■ **EXERCISE DIRECTIONS**:
Exactly reproduce the entries, dropping any pictures from your copy.

Source records:

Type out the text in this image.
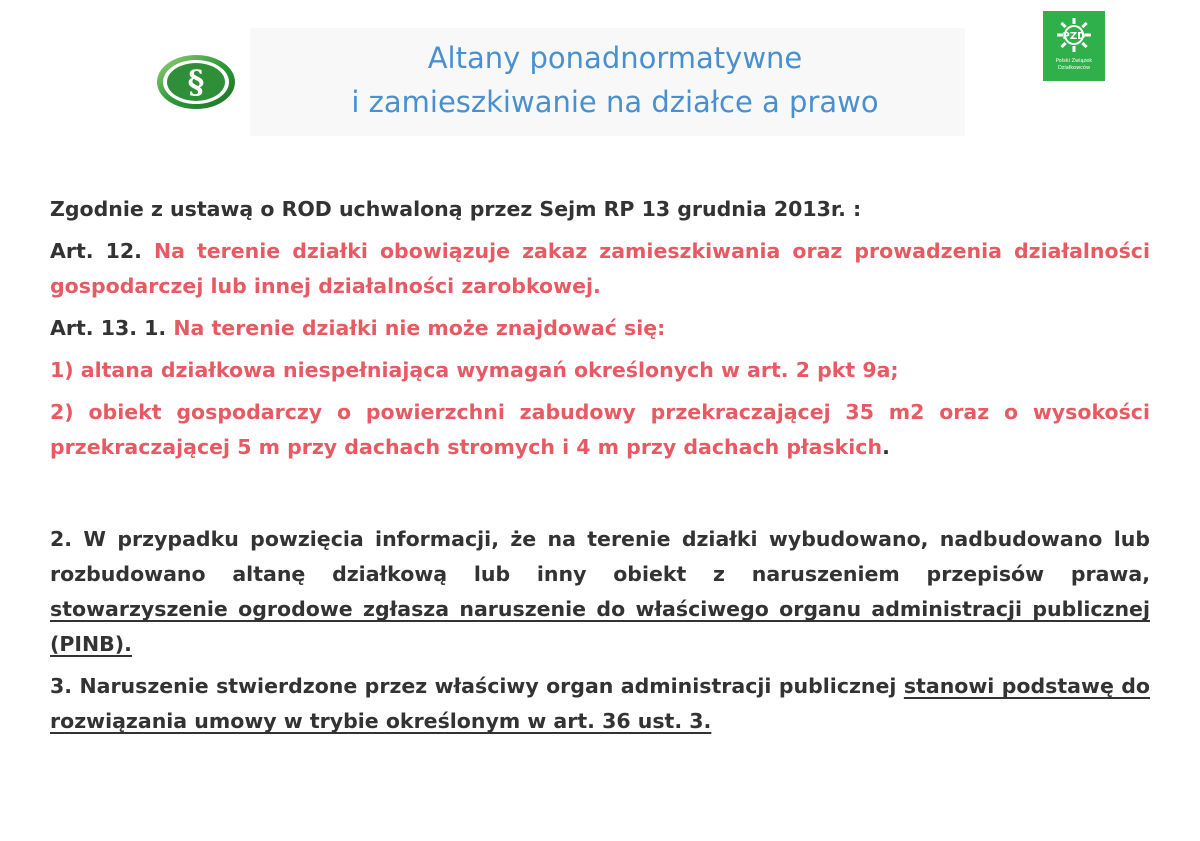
Altany ponadnormatywne
i zamieszkiwanie na działce a prawo
§
PZD
Polski Związek
Działkowców

Zgodnie z ustawą o ROD uchwaloną przez Sejm RP 13 grudnia 2013r. :

Art. 12. Na terenie działki obowiązuje zakaz zamieszkiwania oraz prowadzenia działalności gospodarczej lub innej działalności zarobkowej.

Art. 13. 1. Na terenie działki nie może znajdować się:

1) altana działkowa niespełniająca wymagań określonych w art. 2 pkt 9a;

2) obiekt gospodarczy o powierzchni zabudowy przekraczającej 35 m2 oraz o wysokości przekraczającej 5 m przy dachach stromych i 4 m przy dachach płaskich.

2. W przypadku powzięcia informacji, że na terenie działki wybudowano, nadbudowano lub rozbudowano altanę działkową lub inny obiekt z naruszeniem przepisów prawa, stowarzyszenie ogrodowe zgłasza naruszenie do właściwego organu administracji publicznej (PINB).

3. Naruszenie stwierdzone przez właściwy organ administracji publicznej stanowi podstawę do rozwiązania umowy w trybie określonym w art. 36 ust. 3.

■ **ANSWER TO THIS EXERCISE**:
Type out the text in this image.
Altany ponadnormatywne
i zamieszkiwanie na działce a prawo
§
PZD
Polski Związek
Działkowców

Zgodnie z ustawą o ROD uchwaloną przez Sejm RP 13 grudnia 2013r. :

Art. 12. Na terenie działki obowiązuje zakaz zamieszkiwania oraz prowadzenia działalności gospodarczej lub innej działalności zarobkowej.

Art. 13. 1. Na terenie działki nie może znajdować się:

1) altana działkowa niespełniająca wymagań określonych w art. 2 pkt 9a;

2) obiekt gospodarczy o powierzchni zabudowy przekraczającej 35 m2 oraz o wysokości przekraczającej 5 m przy dachach stromych i 4 m przy dachach płaskich.

2. W przypadku powzięcia informacji, że na terenie działki wybudowano, nadbudowano lub rozbudowano altanę działkową lub inny obiekt z naruszeniem przepisów prawa, stowarzyszenie ogrodowe zgłasza naruszenie do właściwego organu administracji publicznej (PINB).

3. Naruszenie stwierdzone przez właściwy organ administracji publicznej stanowi podstawę do rozwiązania umowy w trybie określonym w art. 36 ust. 3.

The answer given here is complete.